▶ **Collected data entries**
#####
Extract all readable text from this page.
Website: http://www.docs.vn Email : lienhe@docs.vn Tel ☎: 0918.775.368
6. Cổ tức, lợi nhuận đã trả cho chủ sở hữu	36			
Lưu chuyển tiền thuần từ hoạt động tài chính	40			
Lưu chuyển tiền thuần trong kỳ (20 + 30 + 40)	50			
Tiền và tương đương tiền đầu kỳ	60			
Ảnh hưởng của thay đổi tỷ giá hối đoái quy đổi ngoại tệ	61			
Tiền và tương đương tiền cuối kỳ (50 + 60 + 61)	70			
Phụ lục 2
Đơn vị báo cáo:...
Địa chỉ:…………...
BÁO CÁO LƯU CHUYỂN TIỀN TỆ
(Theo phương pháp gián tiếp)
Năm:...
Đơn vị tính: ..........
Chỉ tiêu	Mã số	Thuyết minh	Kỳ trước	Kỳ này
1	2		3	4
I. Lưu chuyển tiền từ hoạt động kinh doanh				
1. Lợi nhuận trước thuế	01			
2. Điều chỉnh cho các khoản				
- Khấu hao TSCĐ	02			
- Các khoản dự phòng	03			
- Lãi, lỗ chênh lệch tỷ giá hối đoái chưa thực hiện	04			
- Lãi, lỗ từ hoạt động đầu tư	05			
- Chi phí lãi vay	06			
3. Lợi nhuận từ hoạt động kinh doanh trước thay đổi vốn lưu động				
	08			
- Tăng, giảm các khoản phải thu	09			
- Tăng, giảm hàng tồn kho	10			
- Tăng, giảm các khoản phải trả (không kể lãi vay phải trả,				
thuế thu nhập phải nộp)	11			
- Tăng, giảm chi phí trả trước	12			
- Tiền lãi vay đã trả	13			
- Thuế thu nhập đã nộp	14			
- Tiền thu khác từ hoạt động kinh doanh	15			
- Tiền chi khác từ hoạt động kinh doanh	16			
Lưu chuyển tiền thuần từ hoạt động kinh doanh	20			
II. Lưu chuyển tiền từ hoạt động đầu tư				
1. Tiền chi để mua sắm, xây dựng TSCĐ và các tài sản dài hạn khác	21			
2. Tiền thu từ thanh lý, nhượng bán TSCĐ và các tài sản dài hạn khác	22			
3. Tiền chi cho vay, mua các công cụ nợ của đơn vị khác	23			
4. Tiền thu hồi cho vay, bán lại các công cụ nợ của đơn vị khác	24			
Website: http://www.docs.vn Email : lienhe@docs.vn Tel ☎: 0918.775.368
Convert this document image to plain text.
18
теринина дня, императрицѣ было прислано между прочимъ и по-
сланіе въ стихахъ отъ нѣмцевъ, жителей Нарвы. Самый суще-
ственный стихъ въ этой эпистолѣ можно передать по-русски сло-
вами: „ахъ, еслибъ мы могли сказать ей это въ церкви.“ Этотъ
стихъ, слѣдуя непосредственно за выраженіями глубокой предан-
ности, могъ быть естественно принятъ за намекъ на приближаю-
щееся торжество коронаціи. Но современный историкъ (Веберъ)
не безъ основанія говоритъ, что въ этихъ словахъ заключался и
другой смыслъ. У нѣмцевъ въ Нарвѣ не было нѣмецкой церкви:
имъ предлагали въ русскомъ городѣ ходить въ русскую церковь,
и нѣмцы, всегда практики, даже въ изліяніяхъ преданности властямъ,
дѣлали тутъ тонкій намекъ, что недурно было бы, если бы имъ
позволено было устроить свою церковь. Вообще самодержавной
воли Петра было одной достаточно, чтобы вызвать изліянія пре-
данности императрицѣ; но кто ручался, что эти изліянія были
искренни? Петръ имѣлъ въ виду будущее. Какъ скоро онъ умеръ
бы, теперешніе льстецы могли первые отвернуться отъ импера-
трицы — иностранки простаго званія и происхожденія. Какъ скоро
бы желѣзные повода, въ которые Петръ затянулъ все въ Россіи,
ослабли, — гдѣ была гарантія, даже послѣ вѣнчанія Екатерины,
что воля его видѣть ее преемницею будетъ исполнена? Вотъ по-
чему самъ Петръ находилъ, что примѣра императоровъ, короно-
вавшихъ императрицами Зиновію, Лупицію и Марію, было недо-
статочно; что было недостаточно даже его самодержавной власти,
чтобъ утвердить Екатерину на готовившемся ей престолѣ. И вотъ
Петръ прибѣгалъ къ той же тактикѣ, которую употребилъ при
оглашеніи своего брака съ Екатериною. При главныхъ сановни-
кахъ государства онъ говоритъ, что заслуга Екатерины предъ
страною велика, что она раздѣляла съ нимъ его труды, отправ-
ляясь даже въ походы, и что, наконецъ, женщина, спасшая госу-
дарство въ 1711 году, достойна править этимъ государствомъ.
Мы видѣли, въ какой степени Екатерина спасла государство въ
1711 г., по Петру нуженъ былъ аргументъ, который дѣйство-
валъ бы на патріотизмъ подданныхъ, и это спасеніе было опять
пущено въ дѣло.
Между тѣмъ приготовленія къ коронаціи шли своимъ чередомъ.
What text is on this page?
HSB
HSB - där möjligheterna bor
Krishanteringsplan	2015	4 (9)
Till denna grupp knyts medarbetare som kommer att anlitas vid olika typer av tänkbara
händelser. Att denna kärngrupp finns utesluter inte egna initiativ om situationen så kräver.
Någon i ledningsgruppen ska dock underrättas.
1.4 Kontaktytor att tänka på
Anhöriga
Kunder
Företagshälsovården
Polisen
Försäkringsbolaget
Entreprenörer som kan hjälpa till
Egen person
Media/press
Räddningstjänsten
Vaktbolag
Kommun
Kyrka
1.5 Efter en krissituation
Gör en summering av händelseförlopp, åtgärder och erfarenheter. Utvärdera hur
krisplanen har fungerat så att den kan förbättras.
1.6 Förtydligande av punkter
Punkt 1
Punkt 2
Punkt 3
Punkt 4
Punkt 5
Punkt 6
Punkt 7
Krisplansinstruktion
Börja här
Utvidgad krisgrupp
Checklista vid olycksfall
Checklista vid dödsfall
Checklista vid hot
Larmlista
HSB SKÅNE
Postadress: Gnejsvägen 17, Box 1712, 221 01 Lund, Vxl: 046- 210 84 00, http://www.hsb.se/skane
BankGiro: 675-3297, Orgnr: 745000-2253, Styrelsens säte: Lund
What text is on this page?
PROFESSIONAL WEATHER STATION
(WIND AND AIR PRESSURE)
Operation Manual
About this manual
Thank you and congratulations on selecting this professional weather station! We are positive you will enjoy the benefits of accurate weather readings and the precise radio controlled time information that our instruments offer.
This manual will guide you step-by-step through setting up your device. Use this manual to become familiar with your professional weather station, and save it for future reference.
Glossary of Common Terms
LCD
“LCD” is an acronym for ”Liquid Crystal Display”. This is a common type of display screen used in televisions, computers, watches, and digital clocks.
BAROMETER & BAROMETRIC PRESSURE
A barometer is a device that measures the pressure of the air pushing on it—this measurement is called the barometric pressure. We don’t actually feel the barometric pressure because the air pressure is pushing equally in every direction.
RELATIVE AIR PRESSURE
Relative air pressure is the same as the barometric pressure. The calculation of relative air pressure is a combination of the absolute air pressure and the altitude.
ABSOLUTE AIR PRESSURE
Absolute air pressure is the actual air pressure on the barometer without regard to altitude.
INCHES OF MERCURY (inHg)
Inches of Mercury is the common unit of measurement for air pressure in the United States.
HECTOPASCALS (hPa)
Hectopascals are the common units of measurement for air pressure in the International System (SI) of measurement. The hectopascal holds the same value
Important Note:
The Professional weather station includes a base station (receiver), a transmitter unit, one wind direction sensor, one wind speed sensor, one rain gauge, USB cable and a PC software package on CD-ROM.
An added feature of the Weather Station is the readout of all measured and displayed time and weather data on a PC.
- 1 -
#####
▶ **YOUR INSTRUCTIONS**
Every line of the data above should be copied exactly.

▶ **TASK ANSWER**
Extract all readable text from this page.
Website: http://www.docs.vn Email : lienhe@docs.vn Tel ☎: 0918.775.368
6. Cổ tức, lợi nhuận đã trả cho chủ sở hữu	36			
Lưu chuyển tiền thuần từ hoạt động tài chính	40			
Lưu chuyển tiền thuần trong kỳ (20 + 30 + 40)	50			
Tiền và tương đương tiền đầu kỳ	60			
Ảnh hưởng của thay đổi tỷ giá hối đoái quy đổi ngoại tệ	61			
Tiền và tương đương tiền cuối kỳ (50 + 60 + 61)	70			
Phụ lục 2
Đơn vị báo cáo:...
Địa chỉ:…………...
BÁO CÁO LƯU CHUYỂN TIỀN TỆ
(Theo phương pháp gián tiếp)
Năm:...
Đơn vị tính: ..........
Chỉ tiêu	Mã số	Thuyết minh	Kỳ trước	Kỳ này
1	2		3	4
I. Lưu chuyển tiền từ hoạt động kinh doanh				
1. Lợi nhuận trước thuế	01			
2. Điều chỉnh cho các khoản				
- Khấu hao TSCĐ	02			
- Các khoản dự phòng	03			
- Lãi, lỗ chênh lệch tỷ giá hối đoái chưa thực hiện	04			
- Lãi, lỗ từ hoạt động đầu tư	05			
- Chi phí lãi vay	06			
3. Lợi nhuận từ hoạt động kinh doanh trước thay đổi vốn lưu động				
	08			
- Tăng, giảm các khoản phải thu	09			
- Tăng, giảm hàng tồn kho	10			
- Tăng, giảm các khoản phải trả (không kể lãi vay phải trả,				
thuế thu nhập phải nộp)	11			
- Tăng, giảm chi phí trả trước	12			
- Tiền lãi vay đã trả	13			
- Thuế thu nhập đã nộp	14			
- Tiền thu khác từ hoạt động kinh doanh	15			
- Tiền chi khác từ hoạt động kinh doanh	16			
Lưu chuyển tiền thuần từ hoạt động kinh doanh	20			
II. Lưu chuyển tiền từ hoạt động đầu tư				
1. Tiền chi để mua sắm, xây dựng TSCĐ và các tài sản dài hạn khác	21			
2. Tiền thu từ thanh lý, nhượng bán TSCĐ và các tài sản dài hạn khác	22			
3. Tiền chi cho vay, mua các công cụ nợ của đơn vị khác	23			
4. Tiền thu hồi cho vay, bán lại các công cụ nợ của đơn vị khác	24			
Website: http://www.docs.vn Email : lienhe@docs.vn Tel ☎: 0918.775.368
Convert this document image to plain text.
18
теринина дня, императрицѣ было прислано между прочимъ и по-
сланіе въ стихахъ отъ нѣмцевъ, жителей Нарвы. Самый суще-
ственный стихъ въ этой эпистолѣ можно передать по-русски сло-
вами: „ахъ, еслибъ мы могли сказать ей это въ церкви.“ Этотъ
стихъ, слѣдуя непосредственно за выраженіями глубокой предан-
ности, могъ быть естественно принятъ за намекъ на приближаю-
щееся торжество коронаціи. Но современный историкъ (Веберъ)
не безъ основанія говоритъ, что въ этихъ словахъ заключался и
другой смыслъ. У нѣмцевъ въ Нарвѣ не было нѣмецкой церкви:
имъ предлагали въ русскомъ городѣ ходить въ русскую церковь,
и нѣмцы, всегда практики, даже въ изліяніяхъ преданности властямъ,
дѣлали тутъ тонкій намекъ, что недурно было бы, если бы имъ
позволено было устроить свою церковь. Вообще самодержавной
воли Петра было одной достаточно, чтобы вызвать изліянія пре-
данности императрицѣ; но кто ручался, что эти изліянія были
искренни? Петръ имѣлъ въ виду будущее. Какъ скоро онъ умеръ
бы, теперешніе льстецы могли первые отвернуться отъ импера-
трицы — иностранки простаго званія и происхожденія. Какъ скоро
бы желѣзные повода, въ которые Петръ затянулъ все въ Россіи,
ослабли, — гдѣ была гарантія, даже послѣ вѣнчанія Екатерины,
что воля его видѣть ее преемницею будетъ исполнена? Вотъ по-
чему самъ Петръ находилъ, что примѣра императоровъ, короно-
вавшихъ императрицами Зиновію, Лупицію и Марію, было недо-
статочно; что было недостаточно даже его самодержавной власти,
чтобъ утвердить Екатерину на готовившемся ей престолѣ. И вотъ
Петръ прибѣгалъ къ той же тактикѣ, которую употребилъ при
оглашеніи своего брака съ Екатериною. При главныхъ сановни-
кахъ государства онъ говоритъ, что заслуга Екатерины предъ
страною велика, что она раздѣляла съ нимъ его труды, отправ-
ляясь даже въ походы, и что, наконецъ, женщина, спасшая госу-
дарство въ 1711 году, достойна править этимъ государствомъ.
Мы видѣли, въ какой степени Екатерина спасла государство въ
1711 г., по Петру нуженъ былъ аргументъ, который дѣйство-
валъ бы на патріотизмъ подданныхъ, и это спасеніе было опять
пущено въ дѣло.
Между тѣмъ приготовленія къ коронаціи шли своимъ чередомъ.
What text is on this page?
HSB
HSB - där möjligheterna bor
Krishanteringsplan	2015	4 (9)
Till denna grupp knyts medarbetare som kommer att anlitas vid olika typer av tänkbara
händelser. Att denna kärngrupp finns utesluter inte egna initiativ om situationen så kräver.
Någon i ledningsgruppen ska dock underrättas.
1.4 Kontaktytor att tänka på
Anhöriga
Kunder
Företagshälsovården
Polisen
Försäkringsbolaget
Entreprenörer som kan hjälpa till
Egen person
Media/press
Räddningstjänsten
Vaktbolag
Kommun
Kyrka
1.5 Efter en krissituation
Gör en summering av händelseförlopp, åtgärder och erfarenheter. Utvärdera hur
krisplanen har fungerat så att den kan förbättras.
1.6 Förtydligande av punkter
Punkt 1
Punkt 2
Punkt 3
Punkt 4
Punkt 5
Punkt 6
Punkt 7
Krisplansinstruktion
Börja här
Utvidgad krisgrupp
Checklista vid olycksfall
Checklista vid dödsfall
Checklista vid hot
Larmlista
HSB SKÅNE
Postadress: Gnejsvägen 17, Box 1712, 221 01 Lund, Vxl: 046- 210 84 00, http://www.hsb.se/skane
BankGiro: 675-3297, Orgnr: 745000-2253, Styrelsens säte: Lund
What text is on this page?
PROFESSIONAL WEATHER STATION
(WIND AND AIR PRESSURE)
Operation Manual
About this manual
Thank you and congratulations on selecting this professional weather station! We are positive you will enjoy the benefits of accurate weather readings and the precise radio controlled time information that our instruments offer.
This manual will guide you step-by-step through setting up your device. Use this manual to become familiar with your professional weather station, and save it for future reference.
Glossary of Common Terms
LCD
“LCD” is an acronym for ”Liquid Crystal Display”. This is a common type of display screen used in televisions, computers, watches, and digital clocks.
BAROMETER & BAROMETRIC PRESSURE
A barometer is a device that measures the pressure of the air pushing on it—this measurement is called the barometric pressure. We don’t actually feel the barometric pressure because the air pressure is pushing equally in every direction.
RELATIVE AIR PRESSURE
Relative air pressure is the same as the barometric pressure. The calculation of relative air pressure is a combination of the absolute air pressure and the altitude.
ABSOLUTE AIR PRESSURE
Absolute air pressure is the actual air pressure on the barometer without regard to altitude.
INCHES OF MERCURY (inHg)
Inches of Mercury is the common unit of measurement for air pressure in the United States.
HECTOPASCALS (hPa)
Hectopascals are the common units of measurement for air pressure in the International System (SI) of measurement. The hectopascal holds the same value
Important Note:
The Professional weather station includes a base station (receiver), a transmitter unit, one wind direction sensor, one wind speed sensor, one rain gauge, USB cable and a PC software package on CD-ROM.
An added feature of the Weather Station is the readout of all measured and displayed time and weather data on a PC.
- 1 -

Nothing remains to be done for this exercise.